Dataset listings of figures
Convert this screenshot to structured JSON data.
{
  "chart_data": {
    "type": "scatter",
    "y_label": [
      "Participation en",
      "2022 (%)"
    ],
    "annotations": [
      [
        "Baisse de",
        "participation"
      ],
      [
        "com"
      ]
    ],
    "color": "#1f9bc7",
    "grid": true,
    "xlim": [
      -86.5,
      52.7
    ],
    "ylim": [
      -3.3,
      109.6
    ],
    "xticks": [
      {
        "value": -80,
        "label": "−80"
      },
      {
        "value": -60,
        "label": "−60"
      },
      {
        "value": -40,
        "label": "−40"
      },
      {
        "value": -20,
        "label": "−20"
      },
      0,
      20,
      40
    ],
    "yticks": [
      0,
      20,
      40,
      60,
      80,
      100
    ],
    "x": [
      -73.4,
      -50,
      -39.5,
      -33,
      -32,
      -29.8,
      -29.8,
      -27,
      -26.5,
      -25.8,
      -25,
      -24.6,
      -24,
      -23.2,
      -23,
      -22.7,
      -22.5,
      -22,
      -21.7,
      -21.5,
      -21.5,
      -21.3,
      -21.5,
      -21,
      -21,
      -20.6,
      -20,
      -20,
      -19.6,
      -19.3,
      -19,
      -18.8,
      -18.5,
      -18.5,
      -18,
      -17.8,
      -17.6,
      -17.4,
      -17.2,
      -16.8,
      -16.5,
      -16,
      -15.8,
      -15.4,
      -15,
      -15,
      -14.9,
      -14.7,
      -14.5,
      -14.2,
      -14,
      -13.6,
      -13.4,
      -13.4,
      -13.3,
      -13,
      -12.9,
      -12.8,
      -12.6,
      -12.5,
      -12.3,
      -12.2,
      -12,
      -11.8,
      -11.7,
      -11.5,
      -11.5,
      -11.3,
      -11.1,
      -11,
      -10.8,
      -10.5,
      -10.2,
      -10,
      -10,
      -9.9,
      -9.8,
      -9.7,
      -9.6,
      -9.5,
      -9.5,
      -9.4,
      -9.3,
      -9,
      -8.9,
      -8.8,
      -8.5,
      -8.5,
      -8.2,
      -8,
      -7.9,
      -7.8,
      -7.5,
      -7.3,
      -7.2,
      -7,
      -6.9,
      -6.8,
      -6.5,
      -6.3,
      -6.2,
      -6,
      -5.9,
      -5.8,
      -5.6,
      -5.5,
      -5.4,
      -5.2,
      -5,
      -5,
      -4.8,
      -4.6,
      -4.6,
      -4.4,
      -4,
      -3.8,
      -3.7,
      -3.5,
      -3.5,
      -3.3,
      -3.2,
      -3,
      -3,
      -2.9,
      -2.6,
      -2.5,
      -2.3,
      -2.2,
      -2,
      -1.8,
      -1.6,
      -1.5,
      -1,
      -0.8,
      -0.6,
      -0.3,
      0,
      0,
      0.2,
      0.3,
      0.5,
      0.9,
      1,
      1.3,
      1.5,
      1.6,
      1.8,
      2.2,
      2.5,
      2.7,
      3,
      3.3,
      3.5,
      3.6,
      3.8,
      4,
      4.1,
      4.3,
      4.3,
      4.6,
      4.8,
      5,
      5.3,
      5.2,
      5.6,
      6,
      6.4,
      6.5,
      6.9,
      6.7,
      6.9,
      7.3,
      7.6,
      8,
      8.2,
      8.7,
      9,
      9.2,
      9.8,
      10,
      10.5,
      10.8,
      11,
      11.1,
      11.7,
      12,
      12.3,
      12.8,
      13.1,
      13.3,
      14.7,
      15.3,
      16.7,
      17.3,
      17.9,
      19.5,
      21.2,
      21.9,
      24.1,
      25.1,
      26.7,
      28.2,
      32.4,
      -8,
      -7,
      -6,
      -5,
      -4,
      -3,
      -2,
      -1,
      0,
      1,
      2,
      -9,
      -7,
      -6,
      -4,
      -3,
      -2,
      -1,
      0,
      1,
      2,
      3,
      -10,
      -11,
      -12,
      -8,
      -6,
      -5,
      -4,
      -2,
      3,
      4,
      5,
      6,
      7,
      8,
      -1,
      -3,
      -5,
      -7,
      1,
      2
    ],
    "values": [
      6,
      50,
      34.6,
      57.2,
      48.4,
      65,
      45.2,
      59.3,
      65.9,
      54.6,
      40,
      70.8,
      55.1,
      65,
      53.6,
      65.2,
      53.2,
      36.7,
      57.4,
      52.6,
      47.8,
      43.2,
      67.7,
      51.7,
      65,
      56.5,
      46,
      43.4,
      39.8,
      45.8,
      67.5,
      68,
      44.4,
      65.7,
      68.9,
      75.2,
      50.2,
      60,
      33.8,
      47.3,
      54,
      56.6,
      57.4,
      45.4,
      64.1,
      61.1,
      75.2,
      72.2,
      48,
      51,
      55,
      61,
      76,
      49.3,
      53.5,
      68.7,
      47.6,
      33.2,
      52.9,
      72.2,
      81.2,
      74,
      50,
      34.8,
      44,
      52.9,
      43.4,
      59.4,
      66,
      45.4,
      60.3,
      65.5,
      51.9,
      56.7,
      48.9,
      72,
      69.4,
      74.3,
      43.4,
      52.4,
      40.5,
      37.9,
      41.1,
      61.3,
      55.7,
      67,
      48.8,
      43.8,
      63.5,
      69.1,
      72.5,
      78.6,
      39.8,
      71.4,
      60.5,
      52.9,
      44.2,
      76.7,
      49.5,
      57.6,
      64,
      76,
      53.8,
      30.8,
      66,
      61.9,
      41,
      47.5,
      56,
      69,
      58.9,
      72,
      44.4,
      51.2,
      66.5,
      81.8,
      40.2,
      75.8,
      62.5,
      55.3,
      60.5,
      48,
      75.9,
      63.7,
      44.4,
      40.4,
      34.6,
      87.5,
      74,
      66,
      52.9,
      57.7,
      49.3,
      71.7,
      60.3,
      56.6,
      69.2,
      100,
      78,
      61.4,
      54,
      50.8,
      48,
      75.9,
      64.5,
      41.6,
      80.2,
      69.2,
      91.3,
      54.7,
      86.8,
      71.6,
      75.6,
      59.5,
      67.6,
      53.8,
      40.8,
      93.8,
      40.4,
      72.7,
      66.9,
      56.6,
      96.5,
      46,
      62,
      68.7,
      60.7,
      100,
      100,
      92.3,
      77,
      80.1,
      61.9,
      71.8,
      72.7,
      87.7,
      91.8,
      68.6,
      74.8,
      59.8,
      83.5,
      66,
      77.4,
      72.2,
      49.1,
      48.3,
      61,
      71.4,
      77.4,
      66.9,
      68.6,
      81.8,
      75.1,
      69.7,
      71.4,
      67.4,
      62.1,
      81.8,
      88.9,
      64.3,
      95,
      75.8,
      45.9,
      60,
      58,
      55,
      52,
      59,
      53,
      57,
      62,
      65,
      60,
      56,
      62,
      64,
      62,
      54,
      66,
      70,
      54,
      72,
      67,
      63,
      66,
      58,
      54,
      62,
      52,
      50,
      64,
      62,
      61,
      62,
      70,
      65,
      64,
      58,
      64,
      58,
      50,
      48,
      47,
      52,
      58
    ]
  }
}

▶ Request: Every entry should be output exactly as written, please.

▶ Result for this task:
Convert this screenshot to structured JSON data.
{
  "chart_data": {
    "type": "scatter",
    "y_label": [
      "Participation en",
      "2022 (%)"
    ],
    "annotations": [
      [
        "Baisse de",
        "participation"
      ],
      [
        "com"
      ]
    ],
    "color": "#1f9bc7",
    "grid": true,
    "xlim": [
      -86.5,
      52.7
    ],
    "ylim": [
      -3.3,
      109.6
    ],
    "xticks": [
      {
        "value": -80,
        "label": "−80"
      },
      {
        "value": -60,
        "label": "−60"
      },
      {
        "value": -40,
        "label": "−40"
      },
      {
        "value": -20,
        "label": "−20"
      },
      0,
      20,
      40
    ],
    "yticks": [
      0,
      20,
      40,
      60,
      80,
      100
    ],
    "x": [
      -73.4,
      -50,
      -39.5,
      -33,
      -32,
      -29.8,
      -29.8,
      -27,
      -26.5,
      -25.8,
      -25,
      -24.6,
      -24,
      -23.2,
      -23,
      -22.7,
      -22.5,
      -22,
      -21.7,
      -21.5,
      -21.5,
      -21.3,
      -21.5,
      -21,
      -21,
      -20.6,
      -20,
      -20,
      -19.6,
      -19.3,
      -19,
      -18.8,
      -18.5,
      -18.5,
      -18,
      -17.8,
      -17.6,
      -17.4,
      -17.2,
      -16.8,
      -16.5,
      -16,
      -15.8,
      -15.4,
      -15,
      -15,
      -14.9,
      -14.7,
      -14.5,
      -14.2,
      -14,
      -13.6,
      -13.4,
      -13.4,
      -13.3,
      -13,
      -12.9,
      -12.8,
      -12.6,
      -12.5,
      -12.3,
      -12.2,
      -12,
      -11.8,
      -11.7,
      -11.5,
      -11.5,
      -11.3,
      -11.1,
      -11,
      -10.8,
      -10.5,
      -10.2,
      -10,
      -10,
      -9.9,
      -9.8,
      -9.7,
      -9.6,
      -9.5,
      -9.5,
      -9.4,
      -9.3,
      -9,
      -8.9,
      -8.8,
      -8.5,
      -8.5,
      -8.2,
      -8,
      -7.9,
      -7.8,
      -7.5,
      -7.3,
      -7.2,
      -7,
      -6.9,
      -6.8,
      -6.5,
      -6.3,
      -6.2,
      -6,
      -5.9,
      -5.8,
      -5.6,
      -5.5,
      -5.4,
      -5.2,
      -5,
      -5,
      -4.8,
      -4.6,
      -4.6,
      -4.4,
      -4,
      -3.8,
      -3.7,
      -3.5,
      -3.5,
      -3.3,
      -3.2,
      -3,
      -3,
      -2.9,
      -2.6,
      -2.5,
      -2.3,
      -2.2,
      -2,
      -1.8,
      -1.6,
      -1.5,
      -1,
      -0.8,
      -0.6,
      -0.3,
      0,
      0,
      0.2,
      0.3,
      0.5,
      0.9,
      1,
      1.3,
      1.5,
      1.6,
      1.8,
      2.2,
      2.5,
      2.7,
      3,
      3.3,
      3.5,
      3.6,
      3.8,
      4,
      4.1,
      4.3,
      4.3,
      4.6,
      4.8,
      5,
      5.3,
      5.2,
      5.6,
      6,
      6.4,
      6.5,
      6.9,
      6.7,
      6.9,
      7.3,
      7.6,
      8,
      8.2,
      8.7,
      9,
      9.2,
      9.8,
      10,
      10.5,
      10.8,
      11,
      11.1,
      11.7,
      12,
      12.3,
      12.8,
      13.1,
      13.3,
      14.7,
      15.3,
      16.7,
      17.3,
      17.9,
      19.5,
      21.2,
      21.9,
      24.1,
      25.1,
      26.7,
      28.2,
      32.4,
      -8,
      -7,
      -6,
      -5,
      -4,
      -3,
      -2,
      -1,
      0,
      1,
      2,
      -9,
      -7,
      -6,
      -4,
      -3,
      -2,
      -1,
      0,
      1,
      2,
      3,
      -10,
      -11,
      -12,
      -8,
      -6,
      -5,
      -4,
      -2,
      3,
      4,
      5,
      6,
      7,
      8,
      -1,
      -3,
      -5,
      -7,
      1,
      2
    ],
    "values": [
      6,
      50,
      34.6,
      57.2,
      48.4,
      65,
      45.2,
      59.3,
      65.9,
      54.6,
      40,
      70.8,
      55.1,
      65,
      53.6,
      65.2,
      53.2,
      36.7,
      57.4,
      52.6,
      47.8,
      43.2,
      67.7,
      51.7,
      65,
      56.5,
      46,
      43.4,
      39.8,
      45.8,
      67.5,
      68,
      44.4,
      65.7,
      68.9,
      75.2,
      50.2,
      60,
      33.8,
      47.3,
      54,
      56.6,
      57.4,
      45.4,
      64.1,
      61.1,
      75.2,
      72.2,
      48,
      51,
      55,
      61,
      76,
      49.3,
      53.5,
      68.7,
      47.6,
      33.2,
      52.9,
      72.2,
      81.2,
      74,
      50,
      34.8,
      44,
      52.9,
      43.4,
      59.4,
      66,
      45.4,
      60.3,
      65.5,
      51.9,
      56.7,
      48.9,
      72,
      69.4,
      74.3,
      43.4,
      52.4,
      40.5,
      37.9,
      41.1,
      61.3,
      55.7,
      67,
      48.8,
      43.8,
      63.5,
      69.1,
      72.5,
      78.6,
      39.8,
      71.4,
      60.5,
      52.9,
      44.2,
      76.7,
      49.5,
      57.6,
      64,
      76,
      53.8,
      30.8,
      66,
      61.9,
      41,
      47.5,
      56,
      69,
      58.9,
      72,
      44.4,
      51.2,
      66.5,
      81.8,
      40.2,
      75.8,
      62.5,
      55.3,
      60.5,
      48,
      75.9,
      63.7,
      44.4,
      40.4,
      34.6,
      87.5,
      74,
      66,
      52.9,
      57.7,
      49.3,
      71.7,
      60.3,
      56.6,
      69.2,
      100,
      78,
      61.4,
      54,
      50.8,
      48,
      75.9,
      64.5,
      41.6,
      80.2,
      69.2,
      91.3,
      54.7,
      86.8,
      71.6,
      75.6,
      59.5,
      67.6,
      53.8,
      40.8,
      93.8,
      40.4,
      72.7,
      66.9,
      56.6,
      96.5,
      46,
      62,
      68.7,
      60.7,
      100,
      100,
      92.3,
      77,
      80.1,
      61.9,
      71.8,
      72.7,
      87.7,
      91.8,
      68.6,
      74.8,
      59.8,
      83.5,
      66,
      77.4,
      72.2,
      49.1,
      48.3,
      61,
      71.4,
      77.4,
      66.9,
      68.6,
      81.8,
      75.1,
      69.7,
      71.4,
      67.4,
      62.1,
      81.8,
      88.9,
      64.3,
      95,
      75.8,
      45.9,
      60,
      58,
      55,
      52,
      59,
      53,
      57,
      62,
      65,
      60,
      56,
      62,
      64,
      62,
      54,
      66,
      70,
      54,
      72,
      67,
      63,
      66,
      58,
      54,
      62,
      52,
      50,
      64,
      62,
      61,
      62,
      70,
      65,
      64,
      58,
      64,
      58,
      50,
      48,
      47,
      52,
      58
    ]
  }
}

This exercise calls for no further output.